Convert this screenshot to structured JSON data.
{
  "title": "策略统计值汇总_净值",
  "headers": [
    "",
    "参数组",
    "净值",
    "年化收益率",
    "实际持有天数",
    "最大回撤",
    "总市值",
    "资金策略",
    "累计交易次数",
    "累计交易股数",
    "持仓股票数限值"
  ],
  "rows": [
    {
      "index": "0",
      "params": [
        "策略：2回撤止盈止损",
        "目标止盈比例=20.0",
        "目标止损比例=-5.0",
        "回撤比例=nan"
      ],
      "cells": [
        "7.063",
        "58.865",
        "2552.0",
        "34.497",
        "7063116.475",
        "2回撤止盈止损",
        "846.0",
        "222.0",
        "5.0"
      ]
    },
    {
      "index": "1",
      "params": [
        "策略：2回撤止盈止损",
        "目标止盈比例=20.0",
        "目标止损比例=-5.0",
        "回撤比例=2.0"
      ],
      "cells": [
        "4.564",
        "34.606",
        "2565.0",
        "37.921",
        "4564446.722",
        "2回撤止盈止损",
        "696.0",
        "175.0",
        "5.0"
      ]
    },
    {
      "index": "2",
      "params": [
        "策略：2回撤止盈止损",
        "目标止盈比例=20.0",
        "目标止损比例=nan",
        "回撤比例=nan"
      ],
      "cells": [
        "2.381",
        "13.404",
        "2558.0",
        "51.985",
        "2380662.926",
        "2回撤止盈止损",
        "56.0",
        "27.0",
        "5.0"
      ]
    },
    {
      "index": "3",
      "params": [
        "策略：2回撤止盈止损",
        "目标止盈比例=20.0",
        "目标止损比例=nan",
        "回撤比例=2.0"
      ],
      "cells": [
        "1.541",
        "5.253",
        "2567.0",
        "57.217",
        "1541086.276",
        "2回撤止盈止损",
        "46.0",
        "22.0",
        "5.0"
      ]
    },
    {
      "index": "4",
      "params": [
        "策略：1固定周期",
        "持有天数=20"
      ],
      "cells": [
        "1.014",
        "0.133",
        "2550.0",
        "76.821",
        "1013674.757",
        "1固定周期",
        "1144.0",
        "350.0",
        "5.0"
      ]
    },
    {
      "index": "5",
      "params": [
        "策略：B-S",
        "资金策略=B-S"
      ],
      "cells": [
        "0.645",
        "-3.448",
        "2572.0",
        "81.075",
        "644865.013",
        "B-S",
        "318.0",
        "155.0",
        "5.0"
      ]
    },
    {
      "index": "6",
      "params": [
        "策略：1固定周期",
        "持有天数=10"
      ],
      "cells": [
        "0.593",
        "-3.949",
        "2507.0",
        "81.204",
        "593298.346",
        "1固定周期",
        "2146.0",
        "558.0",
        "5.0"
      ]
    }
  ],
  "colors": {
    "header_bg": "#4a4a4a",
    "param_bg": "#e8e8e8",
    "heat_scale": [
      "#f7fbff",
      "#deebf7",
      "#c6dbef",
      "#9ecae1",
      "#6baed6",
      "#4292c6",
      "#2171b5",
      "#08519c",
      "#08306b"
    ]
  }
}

----

Short problem:
Transcribe every entry exactly, omitting nothing.

Answer for this exercise:
Convert this screenshot to structured JSON data.
{
  "title": "策略统计值汇总_净值",
  "headers": [
    "",
    "参数组",
    "净值",
    "年化收益率",
    "实际持有天数",
    "最大回撤",
    "总市值",
    "资金策略",
    "累计交易次数",
    "累计交易股数",
    "持仓股票数限值"
  ],
  "rows": [
    {
      "index": "0",
      "params": [
        "策略：2回撤止盈止损",
        "目标止盈比例=20.0",
        "目标止损比例=-5.0",
        "回撤比例=nan"
      ],
      "cells": [
        "7.063",
        "58.865",
        "2552.0",
        "34.497",
        "7063116.475",
        "2回撤止盈止损",
        "846.0",
        "222.0",
        "5.0"
      ]
    },
    {
      "index": "1",
      "params": [
        "策略：2回撤止盈止损",
        "目标止盈比例=20.0",
        "目标止损比例=-5.0",
        "回撤比例=2.0"
      ],
      "cells": [
        "4.564",
        "34.606",
        "2565.0",
        "37.921",
        "4564446.722",
        "2回撤止盈止损",
        "696.0",
        "175.0",
        "5.0"
      ]
    },
    {
      "index": "2",
      "params": [
        "策略：2回撤止盈止损",
        "目标止盈比例=20.0",
        "目标止损比例=nan",
        "回撤比例=nan"
      ],
      "cells": [
        "2.381",
        "13.404",
        "2558.0",
        "51.985",
        "2380662.926",
        "2回撤止盈止损",
        "56.0",
        "27.0",
        "5.0"
      ]
    },
    {
      "index": "3",
      "params": [
        "策略：2回撤止盈止损",
        "目标止盈比例=20.0",
        "目标止损比例=nan",
        "回撤比例=2.0"
      ],
      "cells": [
        "1.541",
        "5.253",
        "2567.0",
        "57.217",
        "1541086.276",
        "2回撤止盈止损",
        "46.0",
        "22.0",
        "5.0"
      ]
    },
    {
      "index": "4",
      "params": [
        "策略：1固定周期",
        "持有天数=20"
      ],
      "cells": [
        "1.014",
        "0.133",
        "2550.0",
        "76.821",
        "1013674.757",
        "1固定周期",
        "1144.0",
        "350.0",
        "5.0"
      ]
    },
    {
      "index": "5",
      "params": [
        "策略：B-S",
        "资金策略=B-S"
      ],
      "cells": [
        "0.645",
        "-3.448",
        "2572.0",
        "81.075",
        "644865.013",
        "B-S",
        "318.0",
        "155.0",
        "5.0"
      ]
    },
    {
      "index": "6",
      "params": [
        "策略：1固定周期",
        "持有天数=10"
      ],
      "cells": [
        "0.593",
        "-3.949",
        "2507.0",
        "81.204",
        "593298.346",
        "1固定周期",
        "2146.0",
        "558.0",
        "5.0"
      ]
    }
  ],
  "colors": {
    "header_bg": "#4a4a4a",
    "param_bg": "#e8e8e8",
    "heat_scale": [
      "#f7fbff",
      "#deebf7",
      "#c6dbef",
      "#9ecae1",
      "#6baed6",
      "#4292c6",
      "#2171b5",
      "#08519c",
      "#08306b"
    ]
  }
}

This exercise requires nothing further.